» **Problem requirements**:
Extract all lines that hold "JSON" from the records below.

» **Record excerpts**:
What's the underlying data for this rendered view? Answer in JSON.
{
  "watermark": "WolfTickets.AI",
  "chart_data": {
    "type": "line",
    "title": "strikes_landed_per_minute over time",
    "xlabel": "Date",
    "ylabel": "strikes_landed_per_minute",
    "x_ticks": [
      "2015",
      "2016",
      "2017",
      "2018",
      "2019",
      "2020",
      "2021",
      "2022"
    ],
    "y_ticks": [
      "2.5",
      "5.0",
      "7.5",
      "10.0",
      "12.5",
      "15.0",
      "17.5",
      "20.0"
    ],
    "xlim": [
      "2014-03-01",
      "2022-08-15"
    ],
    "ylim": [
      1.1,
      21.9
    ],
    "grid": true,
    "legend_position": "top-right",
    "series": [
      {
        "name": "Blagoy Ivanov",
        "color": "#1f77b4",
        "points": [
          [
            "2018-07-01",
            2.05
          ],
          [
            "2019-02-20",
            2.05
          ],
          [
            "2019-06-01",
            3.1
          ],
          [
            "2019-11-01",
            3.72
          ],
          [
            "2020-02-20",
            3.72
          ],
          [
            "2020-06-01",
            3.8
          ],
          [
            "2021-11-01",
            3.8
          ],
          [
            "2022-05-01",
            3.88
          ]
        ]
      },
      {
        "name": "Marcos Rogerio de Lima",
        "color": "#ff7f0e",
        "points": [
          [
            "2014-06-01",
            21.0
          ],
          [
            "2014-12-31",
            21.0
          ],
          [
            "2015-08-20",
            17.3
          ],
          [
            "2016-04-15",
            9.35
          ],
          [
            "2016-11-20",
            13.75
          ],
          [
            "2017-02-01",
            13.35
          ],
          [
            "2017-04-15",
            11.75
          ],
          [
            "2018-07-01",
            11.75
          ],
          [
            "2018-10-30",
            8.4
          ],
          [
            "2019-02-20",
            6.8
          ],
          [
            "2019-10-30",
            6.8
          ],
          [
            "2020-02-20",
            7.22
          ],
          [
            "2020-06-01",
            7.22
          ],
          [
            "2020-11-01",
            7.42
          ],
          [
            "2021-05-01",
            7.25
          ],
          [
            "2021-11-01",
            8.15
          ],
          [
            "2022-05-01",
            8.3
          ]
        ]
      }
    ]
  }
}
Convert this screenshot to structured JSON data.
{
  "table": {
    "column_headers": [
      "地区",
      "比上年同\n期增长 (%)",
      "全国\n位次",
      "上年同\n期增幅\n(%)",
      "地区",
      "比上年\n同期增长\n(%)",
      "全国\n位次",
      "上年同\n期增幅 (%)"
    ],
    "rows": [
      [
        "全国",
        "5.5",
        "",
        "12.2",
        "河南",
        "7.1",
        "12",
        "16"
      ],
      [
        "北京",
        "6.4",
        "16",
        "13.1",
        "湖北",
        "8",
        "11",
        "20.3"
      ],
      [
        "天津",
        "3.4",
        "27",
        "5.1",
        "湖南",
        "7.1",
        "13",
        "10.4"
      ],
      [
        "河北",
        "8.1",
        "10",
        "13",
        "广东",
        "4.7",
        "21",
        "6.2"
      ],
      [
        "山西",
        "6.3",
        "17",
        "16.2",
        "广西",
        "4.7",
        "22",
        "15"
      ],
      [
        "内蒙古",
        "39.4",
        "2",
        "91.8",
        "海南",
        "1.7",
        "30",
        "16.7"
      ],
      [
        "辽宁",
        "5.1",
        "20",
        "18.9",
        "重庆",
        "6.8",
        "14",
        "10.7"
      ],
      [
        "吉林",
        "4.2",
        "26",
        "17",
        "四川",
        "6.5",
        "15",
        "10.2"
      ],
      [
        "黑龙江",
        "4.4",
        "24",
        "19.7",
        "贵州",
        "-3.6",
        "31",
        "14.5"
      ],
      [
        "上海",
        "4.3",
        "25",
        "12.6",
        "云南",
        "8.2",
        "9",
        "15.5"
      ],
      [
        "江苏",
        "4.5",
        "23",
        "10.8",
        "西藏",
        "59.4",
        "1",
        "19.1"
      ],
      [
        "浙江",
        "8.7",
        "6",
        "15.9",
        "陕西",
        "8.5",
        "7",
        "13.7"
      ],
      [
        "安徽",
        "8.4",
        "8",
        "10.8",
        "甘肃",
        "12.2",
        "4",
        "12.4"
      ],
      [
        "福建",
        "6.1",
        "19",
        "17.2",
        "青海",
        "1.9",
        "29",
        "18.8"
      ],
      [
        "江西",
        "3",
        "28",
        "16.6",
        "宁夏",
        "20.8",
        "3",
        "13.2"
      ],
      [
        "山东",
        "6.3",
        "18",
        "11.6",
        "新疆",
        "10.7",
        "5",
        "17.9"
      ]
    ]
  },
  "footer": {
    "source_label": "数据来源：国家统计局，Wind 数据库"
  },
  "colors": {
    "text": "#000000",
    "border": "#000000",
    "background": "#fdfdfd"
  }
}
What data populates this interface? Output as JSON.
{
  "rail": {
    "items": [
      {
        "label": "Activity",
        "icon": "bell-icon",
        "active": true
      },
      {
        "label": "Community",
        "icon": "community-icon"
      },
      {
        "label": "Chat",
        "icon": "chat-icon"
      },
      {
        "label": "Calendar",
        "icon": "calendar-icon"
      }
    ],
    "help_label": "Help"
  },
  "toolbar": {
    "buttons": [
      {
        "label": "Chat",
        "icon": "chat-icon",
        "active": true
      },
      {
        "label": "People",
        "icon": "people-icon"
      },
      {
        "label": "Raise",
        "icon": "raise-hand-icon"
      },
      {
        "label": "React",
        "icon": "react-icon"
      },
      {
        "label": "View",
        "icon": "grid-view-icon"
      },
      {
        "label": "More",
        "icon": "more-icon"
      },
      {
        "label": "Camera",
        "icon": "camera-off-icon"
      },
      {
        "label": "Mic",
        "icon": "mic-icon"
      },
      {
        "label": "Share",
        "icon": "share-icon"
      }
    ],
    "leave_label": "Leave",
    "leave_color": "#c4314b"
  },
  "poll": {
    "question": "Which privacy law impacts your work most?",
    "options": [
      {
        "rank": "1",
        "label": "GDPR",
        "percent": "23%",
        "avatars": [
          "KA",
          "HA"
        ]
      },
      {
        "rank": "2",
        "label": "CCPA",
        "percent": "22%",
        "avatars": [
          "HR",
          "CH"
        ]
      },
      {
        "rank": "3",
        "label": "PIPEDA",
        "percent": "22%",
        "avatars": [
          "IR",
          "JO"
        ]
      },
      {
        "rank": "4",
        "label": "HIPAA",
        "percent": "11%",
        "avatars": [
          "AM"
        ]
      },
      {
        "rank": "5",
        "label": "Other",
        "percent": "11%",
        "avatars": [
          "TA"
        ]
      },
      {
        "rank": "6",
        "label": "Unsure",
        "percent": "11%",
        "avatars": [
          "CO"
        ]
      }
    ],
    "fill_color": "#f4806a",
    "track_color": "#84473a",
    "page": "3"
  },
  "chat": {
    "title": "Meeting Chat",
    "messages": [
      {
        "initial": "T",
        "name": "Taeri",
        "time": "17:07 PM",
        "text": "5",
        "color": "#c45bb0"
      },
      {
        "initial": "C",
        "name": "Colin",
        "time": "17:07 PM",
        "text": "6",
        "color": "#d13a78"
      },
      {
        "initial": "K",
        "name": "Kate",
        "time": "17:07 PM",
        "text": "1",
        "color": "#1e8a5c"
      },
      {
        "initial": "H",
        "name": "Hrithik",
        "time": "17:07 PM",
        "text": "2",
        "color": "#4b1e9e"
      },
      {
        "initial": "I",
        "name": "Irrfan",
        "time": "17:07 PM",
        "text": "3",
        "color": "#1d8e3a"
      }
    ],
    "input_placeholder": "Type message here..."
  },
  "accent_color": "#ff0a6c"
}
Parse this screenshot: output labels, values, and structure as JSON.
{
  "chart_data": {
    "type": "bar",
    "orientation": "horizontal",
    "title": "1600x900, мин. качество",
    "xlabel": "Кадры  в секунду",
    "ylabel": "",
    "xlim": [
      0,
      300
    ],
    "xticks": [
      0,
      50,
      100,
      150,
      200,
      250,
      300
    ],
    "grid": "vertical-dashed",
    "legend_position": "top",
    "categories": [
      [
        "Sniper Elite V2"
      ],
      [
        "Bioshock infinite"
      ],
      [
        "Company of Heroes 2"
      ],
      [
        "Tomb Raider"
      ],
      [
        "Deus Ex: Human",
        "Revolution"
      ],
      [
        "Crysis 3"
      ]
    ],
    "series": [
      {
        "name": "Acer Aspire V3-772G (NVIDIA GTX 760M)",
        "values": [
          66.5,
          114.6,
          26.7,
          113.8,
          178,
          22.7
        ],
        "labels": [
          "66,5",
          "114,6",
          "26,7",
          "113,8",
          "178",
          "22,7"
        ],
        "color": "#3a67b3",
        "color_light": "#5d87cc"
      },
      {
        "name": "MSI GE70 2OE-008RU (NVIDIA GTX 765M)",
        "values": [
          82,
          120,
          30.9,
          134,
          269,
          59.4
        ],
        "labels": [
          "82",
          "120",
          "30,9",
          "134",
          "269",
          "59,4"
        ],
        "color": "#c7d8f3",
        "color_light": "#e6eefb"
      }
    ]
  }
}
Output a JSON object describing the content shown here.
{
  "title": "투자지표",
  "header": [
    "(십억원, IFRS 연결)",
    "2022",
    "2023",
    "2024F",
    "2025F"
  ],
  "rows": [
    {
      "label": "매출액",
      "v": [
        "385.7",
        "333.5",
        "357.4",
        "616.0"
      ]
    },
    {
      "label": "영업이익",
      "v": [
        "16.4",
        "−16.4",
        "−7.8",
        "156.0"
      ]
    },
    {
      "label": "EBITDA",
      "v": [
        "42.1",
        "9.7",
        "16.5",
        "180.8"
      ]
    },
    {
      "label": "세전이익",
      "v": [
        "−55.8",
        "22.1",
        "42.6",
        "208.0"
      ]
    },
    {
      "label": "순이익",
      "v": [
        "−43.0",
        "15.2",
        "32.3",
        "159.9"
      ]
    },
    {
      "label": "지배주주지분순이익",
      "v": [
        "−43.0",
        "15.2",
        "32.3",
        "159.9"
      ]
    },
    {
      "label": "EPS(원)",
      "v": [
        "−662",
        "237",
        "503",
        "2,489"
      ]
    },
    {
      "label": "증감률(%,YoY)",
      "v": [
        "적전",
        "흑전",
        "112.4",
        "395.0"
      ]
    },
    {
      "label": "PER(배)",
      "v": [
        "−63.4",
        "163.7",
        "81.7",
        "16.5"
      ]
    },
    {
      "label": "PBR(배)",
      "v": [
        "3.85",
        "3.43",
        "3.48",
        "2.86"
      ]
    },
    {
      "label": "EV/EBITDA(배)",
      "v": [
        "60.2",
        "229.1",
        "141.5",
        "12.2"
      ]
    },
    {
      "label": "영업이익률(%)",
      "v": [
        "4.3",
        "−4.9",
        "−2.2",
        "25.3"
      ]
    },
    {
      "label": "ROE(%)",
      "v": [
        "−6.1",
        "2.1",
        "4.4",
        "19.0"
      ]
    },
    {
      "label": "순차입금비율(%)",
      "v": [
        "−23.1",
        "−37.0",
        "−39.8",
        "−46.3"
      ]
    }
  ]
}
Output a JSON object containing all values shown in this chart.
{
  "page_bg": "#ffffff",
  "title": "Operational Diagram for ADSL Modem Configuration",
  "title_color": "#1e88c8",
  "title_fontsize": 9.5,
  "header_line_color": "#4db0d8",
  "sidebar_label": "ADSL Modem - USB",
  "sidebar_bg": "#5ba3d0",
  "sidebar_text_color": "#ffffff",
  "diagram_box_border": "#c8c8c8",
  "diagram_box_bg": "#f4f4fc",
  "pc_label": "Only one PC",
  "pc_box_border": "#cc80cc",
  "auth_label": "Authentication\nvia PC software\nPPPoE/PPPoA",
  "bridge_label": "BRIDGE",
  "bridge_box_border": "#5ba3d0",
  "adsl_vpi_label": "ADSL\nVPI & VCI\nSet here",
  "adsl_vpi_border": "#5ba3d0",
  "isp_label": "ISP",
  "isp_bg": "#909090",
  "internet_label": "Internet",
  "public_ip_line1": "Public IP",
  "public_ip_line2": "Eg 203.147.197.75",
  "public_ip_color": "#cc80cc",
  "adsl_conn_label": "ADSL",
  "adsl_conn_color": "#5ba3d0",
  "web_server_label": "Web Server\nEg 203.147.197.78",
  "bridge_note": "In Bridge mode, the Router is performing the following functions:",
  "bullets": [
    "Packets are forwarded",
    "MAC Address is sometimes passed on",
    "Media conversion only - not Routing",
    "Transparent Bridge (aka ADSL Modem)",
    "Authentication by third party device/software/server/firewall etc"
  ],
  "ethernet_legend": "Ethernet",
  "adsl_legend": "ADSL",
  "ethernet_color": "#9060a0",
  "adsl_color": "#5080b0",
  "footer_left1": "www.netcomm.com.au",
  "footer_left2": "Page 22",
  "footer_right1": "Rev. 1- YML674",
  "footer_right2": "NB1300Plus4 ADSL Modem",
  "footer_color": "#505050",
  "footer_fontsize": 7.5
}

» **Written solution**:
What's the underlying data for this rendered view? Answer in JSON.
Convert this screenshot to structured JSON data.
What data populates this interface? Output as JSON.
Parse this screenshot: output labels, values, and structure as JSON.
Output a JSON object describing the content shown here.
Output a JSON object containing all values shown in this chart.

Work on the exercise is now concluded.